**Work to complete:** Print the lines below unchanged, starting with the very first and ending with the line that contains "y-tick-100 (322, 162, 350, 165)", both included.

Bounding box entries
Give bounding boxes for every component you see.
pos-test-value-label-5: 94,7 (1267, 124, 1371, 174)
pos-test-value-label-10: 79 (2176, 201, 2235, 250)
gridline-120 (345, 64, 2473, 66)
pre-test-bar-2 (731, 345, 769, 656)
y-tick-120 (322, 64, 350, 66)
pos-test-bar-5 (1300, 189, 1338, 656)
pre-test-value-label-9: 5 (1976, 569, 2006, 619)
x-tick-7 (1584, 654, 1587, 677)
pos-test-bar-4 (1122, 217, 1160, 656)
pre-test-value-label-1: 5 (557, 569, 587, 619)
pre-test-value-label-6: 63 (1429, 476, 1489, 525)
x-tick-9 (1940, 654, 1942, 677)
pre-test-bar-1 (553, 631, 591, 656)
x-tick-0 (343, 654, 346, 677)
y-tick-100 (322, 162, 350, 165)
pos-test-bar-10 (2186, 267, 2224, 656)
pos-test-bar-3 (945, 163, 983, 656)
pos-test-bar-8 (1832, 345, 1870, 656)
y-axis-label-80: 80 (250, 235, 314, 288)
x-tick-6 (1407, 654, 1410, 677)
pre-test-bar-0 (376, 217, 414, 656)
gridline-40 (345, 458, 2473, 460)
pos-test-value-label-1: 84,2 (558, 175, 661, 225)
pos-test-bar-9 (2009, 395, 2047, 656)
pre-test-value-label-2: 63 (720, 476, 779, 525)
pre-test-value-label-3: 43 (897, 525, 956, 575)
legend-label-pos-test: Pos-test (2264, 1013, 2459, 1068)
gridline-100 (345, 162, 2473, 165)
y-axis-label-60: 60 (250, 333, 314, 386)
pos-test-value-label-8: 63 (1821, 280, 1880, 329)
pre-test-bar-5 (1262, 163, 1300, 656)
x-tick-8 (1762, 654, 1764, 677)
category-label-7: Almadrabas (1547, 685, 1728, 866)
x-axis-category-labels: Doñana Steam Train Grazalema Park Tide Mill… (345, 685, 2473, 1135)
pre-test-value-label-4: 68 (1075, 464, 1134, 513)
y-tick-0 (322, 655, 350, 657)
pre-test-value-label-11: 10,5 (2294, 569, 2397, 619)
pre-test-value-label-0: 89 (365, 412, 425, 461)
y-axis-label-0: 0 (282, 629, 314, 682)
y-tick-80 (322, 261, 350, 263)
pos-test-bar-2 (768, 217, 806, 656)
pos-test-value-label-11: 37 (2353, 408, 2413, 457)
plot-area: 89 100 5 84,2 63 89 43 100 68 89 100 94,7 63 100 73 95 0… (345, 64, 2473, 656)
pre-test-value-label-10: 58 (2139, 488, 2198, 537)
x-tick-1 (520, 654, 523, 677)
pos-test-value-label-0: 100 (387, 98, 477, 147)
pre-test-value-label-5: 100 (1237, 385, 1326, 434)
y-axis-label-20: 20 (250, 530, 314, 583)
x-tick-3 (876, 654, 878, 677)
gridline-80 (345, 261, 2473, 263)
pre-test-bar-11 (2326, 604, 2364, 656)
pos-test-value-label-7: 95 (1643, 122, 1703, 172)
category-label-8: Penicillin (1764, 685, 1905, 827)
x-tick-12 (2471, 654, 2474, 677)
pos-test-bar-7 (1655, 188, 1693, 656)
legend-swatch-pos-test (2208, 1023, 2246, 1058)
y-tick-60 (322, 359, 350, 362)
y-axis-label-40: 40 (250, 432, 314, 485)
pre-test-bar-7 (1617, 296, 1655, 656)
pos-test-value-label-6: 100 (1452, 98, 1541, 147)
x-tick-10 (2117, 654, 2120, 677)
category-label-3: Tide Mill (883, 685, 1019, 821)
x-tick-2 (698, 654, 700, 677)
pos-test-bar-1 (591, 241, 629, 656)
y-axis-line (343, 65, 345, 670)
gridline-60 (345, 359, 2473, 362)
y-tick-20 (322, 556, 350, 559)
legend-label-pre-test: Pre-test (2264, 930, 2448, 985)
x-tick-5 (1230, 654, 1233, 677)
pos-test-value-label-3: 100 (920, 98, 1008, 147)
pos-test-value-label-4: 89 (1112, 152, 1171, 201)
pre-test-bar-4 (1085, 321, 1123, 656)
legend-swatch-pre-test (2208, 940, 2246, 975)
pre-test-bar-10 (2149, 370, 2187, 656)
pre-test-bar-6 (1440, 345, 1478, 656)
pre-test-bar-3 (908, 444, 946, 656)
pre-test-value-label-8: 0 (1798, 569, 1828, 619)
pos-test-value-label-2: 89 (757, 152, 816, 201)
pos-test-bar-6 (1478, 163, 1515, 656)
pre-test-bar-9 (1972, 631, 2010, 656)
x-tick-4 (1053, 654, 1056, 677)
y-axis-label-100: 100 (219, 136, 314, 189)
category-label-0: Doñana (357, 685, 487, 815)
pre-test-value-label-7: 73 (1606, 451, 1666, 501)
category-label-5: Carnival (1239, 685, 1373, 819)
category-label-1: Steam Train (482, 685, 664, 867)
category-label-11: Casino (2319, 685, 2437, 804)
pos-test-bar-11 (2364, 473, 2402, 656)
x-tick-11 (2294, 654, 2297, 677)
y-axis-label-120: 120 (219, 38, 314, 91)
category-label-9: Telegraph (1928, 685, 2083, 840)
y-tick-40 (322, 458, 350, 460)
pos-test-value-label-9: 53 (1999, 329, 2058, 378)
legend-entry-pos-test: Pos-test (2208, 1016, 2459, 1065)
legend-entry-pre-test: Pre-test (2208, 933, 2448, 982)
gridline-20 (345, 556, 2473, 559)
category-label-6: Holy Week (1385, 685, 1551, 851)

**Worked answer:**
Give bounding boxes for every component you see.
pos-test-value-label-5: 94,7 (1267, 124, 1371, 174)
pos-test-value-label-10: 79 (2176, 201, 2235, 250)
gridline-120 (345, 64, 2473, 66)
pre-test-bar-2 (731, 345, 769, 656)
y-tick-120 (322, 64, 350, 66)
pos-test-bar-5 (1300, 189, 1338, 656)
pre-test-value-label-9: 5 (1976, 569, 2006, 619)
x-tick-7 (1584, 654, 1587, 677)
pos-test-bar-4 (1122, 217, 1160, 656)
pre-test-value-label-1: 5 (557, 569, 587, 619)
pre-test-value-label-6: 63 (1429, 476, 1489, 525)
x-tick-9 (1940, 654, 1942, 677)
pre-test-bar-1 (553, 631, 591, 656)
x-tick-0 (343, 654, 346, 677)
y-tick-100 (322, 162, 350, 165)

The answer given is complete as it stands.